The request — In the entries that follow, how many lines contain "from"? Answer with the number only.

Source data
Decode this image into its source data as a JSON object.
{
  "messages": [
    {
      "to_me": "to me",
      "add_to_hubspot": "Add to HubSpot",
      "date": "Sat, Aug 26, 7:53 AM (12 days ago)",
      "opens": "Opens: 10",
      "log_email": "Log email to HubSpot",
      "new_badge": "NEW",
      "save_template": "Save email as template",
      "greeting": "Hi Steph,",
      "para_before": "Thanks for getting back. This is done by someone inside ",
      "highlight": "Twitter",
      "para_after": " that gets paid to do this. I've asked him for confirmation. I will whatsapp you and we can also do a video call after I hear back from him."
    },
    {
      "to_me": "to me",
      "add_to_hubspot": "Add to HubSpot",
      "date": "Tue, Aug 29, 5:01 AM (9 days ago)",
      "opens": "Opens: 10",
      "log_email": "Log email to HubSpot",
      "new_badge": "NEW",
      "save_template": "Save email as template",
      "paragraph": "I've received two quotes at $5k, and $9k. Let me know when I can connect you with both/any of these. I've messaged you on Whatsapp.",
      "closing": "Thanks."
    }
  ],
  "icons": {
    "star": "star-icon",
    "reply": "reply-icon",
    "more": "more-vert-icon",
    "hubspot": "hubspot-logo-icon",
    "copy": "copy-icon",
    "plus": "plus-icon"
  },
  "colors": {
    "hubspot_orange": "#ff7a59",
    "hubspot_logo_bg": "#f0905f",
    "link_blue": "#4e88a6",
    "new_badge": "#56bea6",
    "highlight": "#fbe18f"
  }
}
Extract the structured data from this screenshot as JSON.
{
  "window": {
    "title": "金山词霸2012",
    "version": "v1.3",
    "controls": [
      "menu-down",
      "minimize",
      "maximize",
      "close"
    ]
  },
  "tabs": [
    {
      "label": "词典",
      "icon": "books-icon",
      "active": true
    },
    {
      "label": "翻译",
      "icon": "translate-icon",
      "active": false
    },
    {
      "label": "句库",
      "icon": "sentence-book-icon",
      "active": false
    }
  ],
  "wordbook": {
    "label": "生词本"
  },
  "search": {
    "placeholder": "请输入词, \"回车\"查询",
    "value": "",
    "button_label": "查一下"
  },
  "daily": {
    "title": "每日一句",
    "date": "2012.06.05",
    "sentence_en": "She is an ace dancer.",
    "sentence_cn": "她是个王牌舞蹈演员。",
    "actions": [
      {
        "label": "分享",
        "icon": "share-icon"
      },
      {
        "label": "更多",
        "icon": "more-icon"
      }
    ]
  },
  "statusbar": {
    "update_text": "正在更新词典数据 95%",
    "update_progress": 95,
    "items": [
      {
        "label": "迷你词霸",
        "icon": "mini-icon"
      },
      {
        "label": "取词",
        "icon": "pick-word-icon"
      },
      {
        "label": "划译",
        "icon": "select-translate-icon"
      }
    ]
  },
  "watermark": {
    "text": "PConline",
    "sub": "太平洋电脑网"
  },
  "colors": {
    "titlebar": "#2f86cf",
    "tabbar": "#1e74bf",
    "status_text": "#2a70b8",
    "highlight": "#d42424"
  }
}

Answer to this exercise — 2